Dataset items:

>>>>

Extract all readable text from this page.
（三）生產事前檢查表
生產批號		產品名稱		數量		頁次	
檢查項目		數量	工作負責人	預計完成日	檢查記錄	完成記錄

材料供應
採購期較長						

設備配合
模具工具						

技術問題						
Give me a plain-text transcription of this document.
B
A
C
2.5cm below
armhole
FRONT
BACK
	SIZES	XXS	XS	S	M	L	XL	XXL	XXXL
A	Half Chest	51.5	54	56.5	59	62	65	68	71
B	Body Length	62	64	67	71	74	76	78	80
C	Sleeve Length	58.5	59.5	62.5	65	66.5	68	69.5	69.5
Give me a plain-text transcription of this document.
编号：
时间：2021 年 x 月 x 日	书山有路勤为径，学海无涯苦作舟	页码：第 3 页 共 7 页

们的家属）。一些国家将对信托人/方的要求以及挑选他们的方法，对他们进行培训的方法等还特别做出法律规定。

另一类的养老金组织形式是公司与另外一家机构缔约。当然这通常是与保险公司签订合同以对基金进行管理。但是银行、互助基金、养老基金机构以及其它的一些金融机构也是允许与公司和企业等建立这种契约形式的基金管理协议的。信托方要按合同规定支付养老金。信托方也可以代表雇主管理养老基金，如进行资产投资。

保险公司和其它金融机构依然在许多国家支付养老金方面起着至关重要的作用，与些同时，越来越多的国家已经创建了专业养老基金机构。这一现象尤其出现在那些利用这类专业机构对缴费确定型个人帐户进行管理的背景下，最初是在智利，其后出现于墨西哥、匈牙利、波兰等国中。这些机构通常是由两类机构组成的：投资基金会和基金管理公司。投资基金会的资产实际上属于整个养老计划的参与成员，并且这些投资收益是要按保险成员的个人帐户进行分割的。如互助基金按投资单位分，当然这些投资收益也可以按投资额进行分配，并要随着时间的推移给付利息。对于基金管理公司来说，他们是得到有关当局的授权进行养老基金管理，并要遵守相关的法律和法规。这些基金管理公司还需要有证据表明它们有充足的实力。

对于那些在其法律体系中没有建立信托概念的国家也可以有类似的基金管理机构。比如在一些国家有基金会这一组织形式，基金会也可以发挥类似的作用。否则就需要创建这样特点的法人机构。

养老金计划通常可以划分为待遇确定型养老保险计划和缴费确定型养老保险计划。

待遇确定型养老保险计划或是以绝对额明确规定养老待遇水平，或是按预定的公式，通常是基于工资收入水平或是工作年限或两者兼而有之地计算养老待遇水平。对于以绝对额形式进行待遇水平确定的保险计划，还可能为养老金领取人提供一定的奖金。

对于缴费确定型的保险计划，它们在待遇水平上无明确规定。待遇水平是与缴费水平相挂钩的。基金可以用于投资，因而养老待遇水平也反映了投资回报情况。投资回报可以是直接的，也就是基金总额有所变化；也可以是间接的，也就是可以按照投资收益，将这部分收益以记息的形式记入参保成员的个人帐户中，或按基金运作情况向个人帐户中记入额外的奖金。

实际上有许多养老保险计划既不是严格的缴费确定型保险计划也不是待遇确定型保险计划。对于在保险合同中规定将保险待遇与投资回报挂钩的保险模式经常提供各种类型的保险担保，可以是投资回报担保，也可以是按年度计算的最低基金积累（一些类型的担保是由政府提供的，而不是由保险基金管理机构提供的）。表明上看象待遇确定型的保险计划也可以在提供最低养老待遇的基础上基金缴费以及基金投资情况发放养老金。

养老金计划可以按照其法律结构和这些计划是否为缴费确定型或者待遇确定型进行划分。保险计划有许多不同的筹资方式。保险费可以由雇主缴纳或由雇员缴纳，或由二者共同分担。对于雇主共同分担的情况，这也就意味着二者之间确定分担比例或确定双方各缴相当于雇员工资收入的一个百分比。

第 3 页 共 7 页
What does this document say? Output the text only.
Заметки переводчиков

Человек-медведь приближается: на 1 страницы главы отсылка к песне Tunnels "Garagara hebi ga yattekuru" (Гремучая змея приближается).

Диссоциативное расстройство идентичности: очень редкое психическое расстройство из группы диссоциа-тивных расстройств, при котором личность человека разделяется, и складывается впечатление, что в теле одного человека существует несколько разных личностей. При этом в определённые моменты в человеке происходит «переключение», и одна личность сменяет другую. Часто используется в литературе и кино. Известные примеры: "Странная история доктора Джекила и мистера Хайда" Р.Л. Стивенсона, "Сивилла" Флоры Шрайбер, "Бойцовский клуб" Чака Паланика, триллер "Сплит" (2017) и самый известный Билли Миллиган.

<<<<

| Set problem |
Give the records above again, word for word.

| Answer in full |
Extract all readable text from this page.
（三）生產事前檢查表
生產批號		產品名稱		數量		頁次	
檢查項目		數量	工作負責人	預計完成日	檢查記錄	完成記錄

材料供應
採購期較長						

設備配合
模具工具						

技術問題						
Give me a plain-text transcription of this document.
B
A
C
2.5cm below
armhole
FRONT
BACK
	SIZES	XXS	XS	S	M	L	XL	XXL	XXXL
A	Half Chest	51.5	54	56.5	59	62	65	68	71
B	Body Length	62	64	67	71	74	76	78	80
C	Sleeve Length	58.5	59.5	62.5	65	66.5	68	69.5	69.5
Give me a plain-text transcription of this document.
编号：
时间：2021 年 x 月 x 日	书山有路勤为径，学海无涯苦作舟	页码：第 3 页 共 7 页

们的家属）。一些国家将对信托人/方的要求以及挑选他们的方法，对他们进行培训的方法等还特别做出法律规定。

另一类的养老金组织形式是公司与另外一家机构缔约。当然这通常是与保险公司签订合同以对基金进行管理。但是银行、互助基金、养老基金机构以及其它的一些金融机构也是允许与公司和企业等建立这种契约形式的基金管理协议的。信托方要按合同规定支付养老金。信托方也可以代表雇主管理养老基金，如进行资产投资。

保险公司和其它金融机构依然在许多国家支付养老金方面起着至关重要的作用，与些同时，越来越多的国家已经创建了专业养老基金机构。这一现象尤其出现在那些利用这类专业机构对缴费确定型个人帐户进行管理的背景下，最初是在智利，其后出现于墨西哥、匈牙利、波兰等国中。这些机构通常是由两类机构组成的：投资基金会和基金管理公司。投资基金会的资产实际上属于整个养老计划的参与成员，并且这些投资收益是要按保险成员的个人帐户进行分割的。如互助基金按投资单位分，当然这些投资收益也可以按投资额进行分配，并要随着时间的推移给付利息。对于基金管理公司来说，他们是得到有关当局的授权进行养老基金管理，并要遵守相关的法律和法规。这些基金管理公司还需要有证据表明它们有充足的实力。

对于那些在其法律体系中没有建立信托概念的国家也可以有类似的基金管理机构。比如在一些国家有基金会这一组织形式，基金会也可以发挥类似的作用。否则就需要创建这样特点的法人机构。

养老金计划通常可以划分为待遇确定型养老保险计划和缴费确定型养老保险计划。

待遇确定型养老保险计划或是以绝对额明确规定养老待遇水平，或是按预定的公式，通常是基于工资收入水平或是工作年限或两者兼而有之地计算养老待遇水平。对于以绝对额形式进行待遇水平确定的保险计划，还可能为养老金领取人提供一定的奖金。

对于缴费确定型的保险计划，它们在待遇水平上无明确规定。待遇水平是与缴费水平相挂钩的。基金可以用于投资，因而养老待遇水平也反映了投资回报情况。投资回报可以是直接的，也就是基金总额有所变化；也可以是间接的，也就是可以按照投资收益，将这部分收益以记息的形式记入参保成员的个人帐户中，或按基金运作情况向个人帐户中记入额外的奖金。

实际上有许多养老保险计划既不是严格的缴费确定型保险计划也不是待遇确定型保险计划。对于在保险合同中规定将保险待遇与投资回报挂钩的保险模式经常提供各种类型的保险担保，可以是投资回报担保，也可以是按年度计算的最低基金积累（一些类型的担保是由政府提供的，而不是由保险基金管理机构提供的）。表明上看象待遇确定型的保险计划也可以在提供最低养老待遇的基础上基金缴费以及基金投资情况发放养老金。

养老金计划可以按照其法律结构和这些计划是否为缴费确定型或者待遇确定型进行划分。保险计划有许多不同的筹资方式。保险费可以由雇主缴纳或由雇员缴纳，或由二者共同分担。对于雇主共同分担的情况，这也就意味着二者之间确定分担比例或确定双方各缴相当于雇员工资收入的一个百分比。

第 3 页 共 7 页
What does this document say? Output the text only.
Заметки переводчиков

Человек-медведь приближается: на 1 страницы главы отсылка к песне Tunnels "Garagara hebi ga yattekuru" (Гремучая змея приближается).

Диссоциативное расстройство идентичности: очень редкое психическое расстройство из группы диссоциа-тивных расстройств, при котором личность человека разделяется, и складывается впечатление, что в теле одного человека существует несколько разных личностей. При этом в определённые моменты в человеке происходит «переключение», и одна личность сменяет другую. Часто используется в литературе и кино. Известные примеры: "Странная история доктора Джекила и мистера Хайда" Р.Л. Стивенсона, "Сивилла" Флоры Шрайбер, "Бойцовский клуб" Чака Паланика, триллер "Сплит" (2017) и самый известный Билли Миллиган.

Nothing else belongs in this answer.